■ Document transcript data
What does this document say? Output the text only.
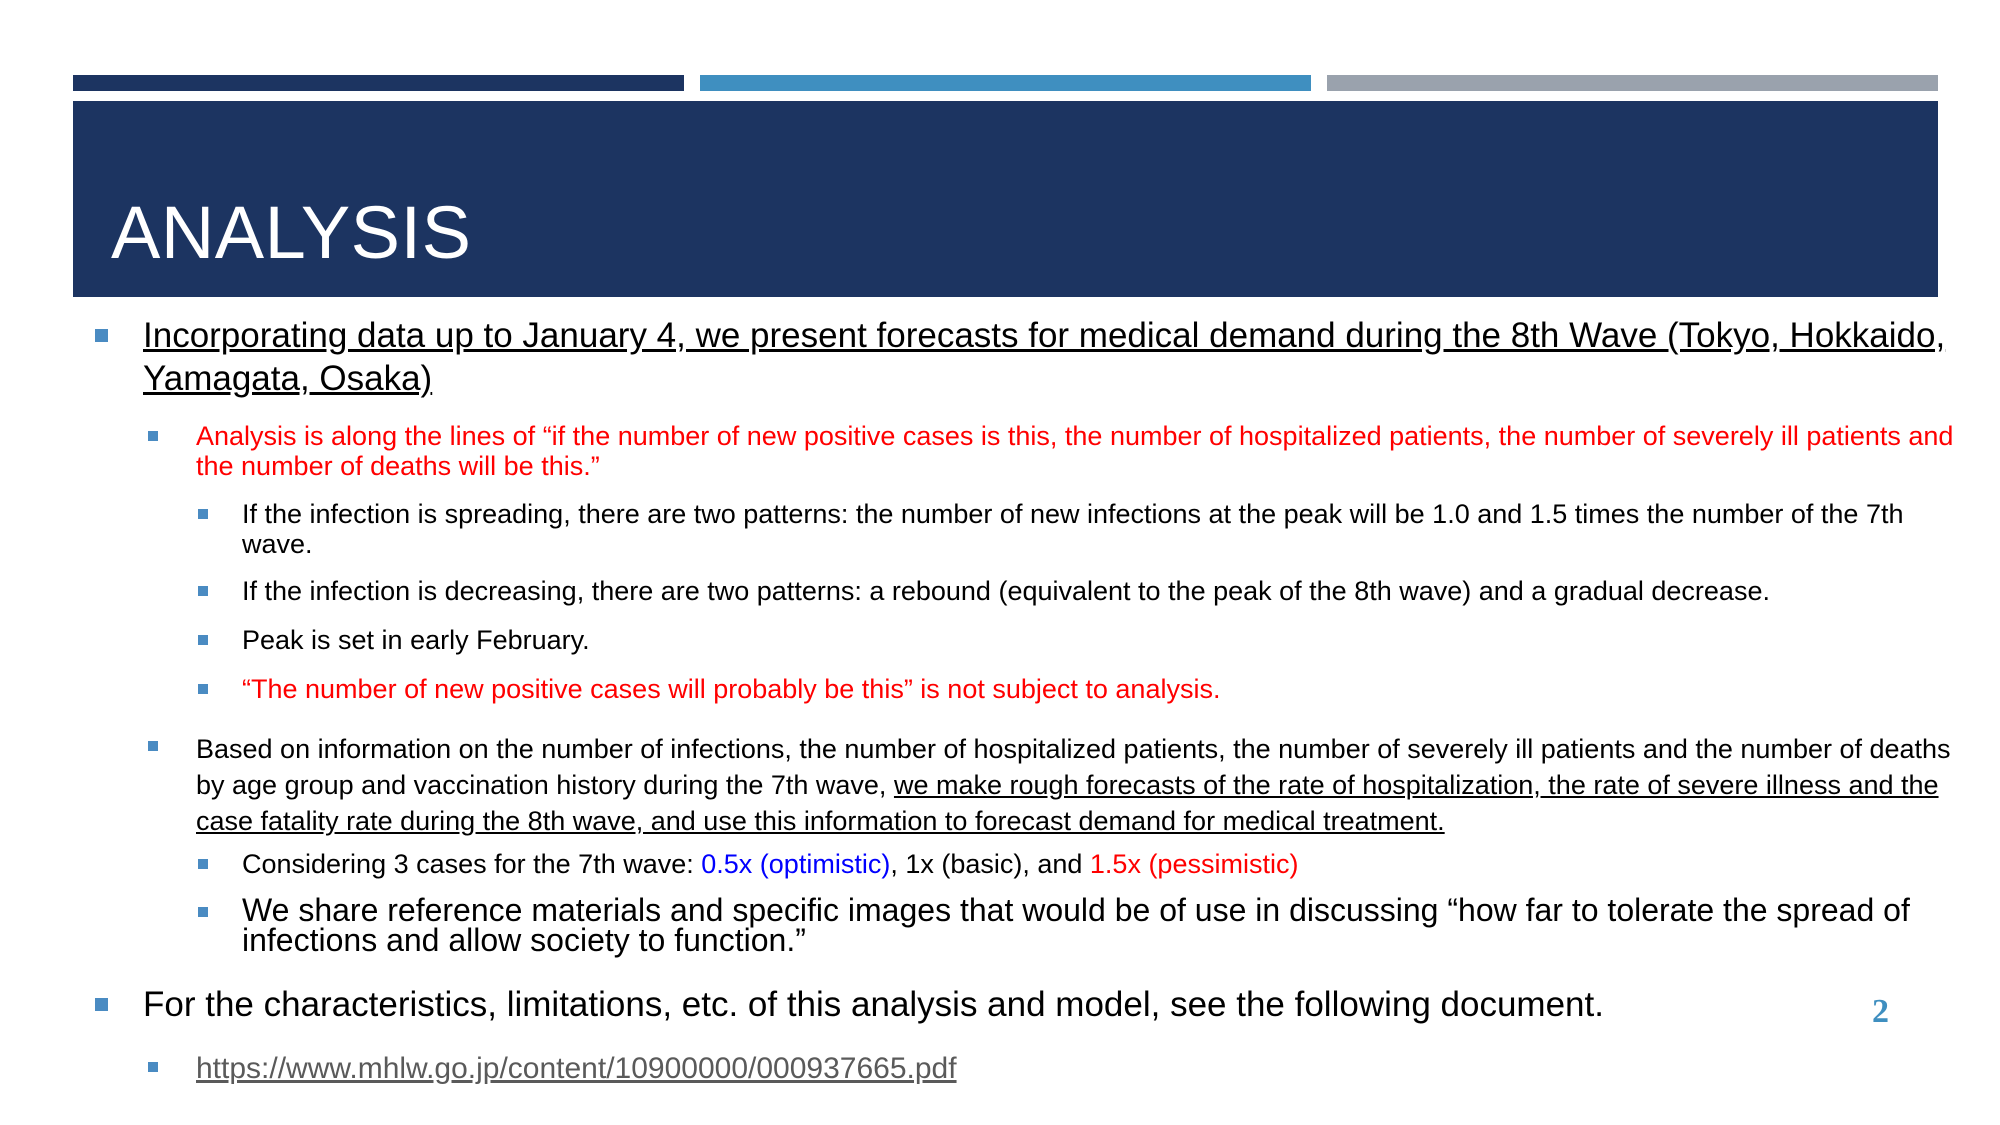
ANALYSIS
Incorporating data up to January 4, we present forecasts for medical demand during the 8th Wave (Tokyo, Hokkaido, Yamagata, Osaka)
Analysis is along the lines of “if the number of new positive cases is this, the number of hospitalized patients, the number of severely ill patients and the number of deaths will be this.”
If the infection is spreading, there are two patterns: the number of new infections at the peak will be 1.0 and 1.5 times the number of the 7th wave.
If the infection is decreasing, there are two patterns: a rebound (equivalent to the peak of the 8th wave) and a gradual decrease.
Peak is set in early February.
“The number of new positive cases will probably be this” is not subject to analysis.
Based on information on the number of infections, the number of hospitalized patients, the number of severely ill patients and the number of deaths by age group and vaccination history during the 7th wave, we make rough forecasts of the rate of hospitalization, the rate of severe illness and the case fatality rate during the 8th wave, and use this information to forecast demand for medical treatment.
Considering 3 cases for the 7th wave: 0.5x (optimistic), 1x (basic), and 1.5x (pessimistic)
We share reference materials and specific images that would be of use in discussing “how far to tolerate the spread of infections and allow society to function.”
For the characteristics, limitations, etc. of this analysis and model, see the following document.
https://www.mhlw.go.jp/content/10900000/000937665.pdf
2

■ Exercise
Work out how many lines in the data include "forecasts". Answer with the number only.

■ Response for this exercise
2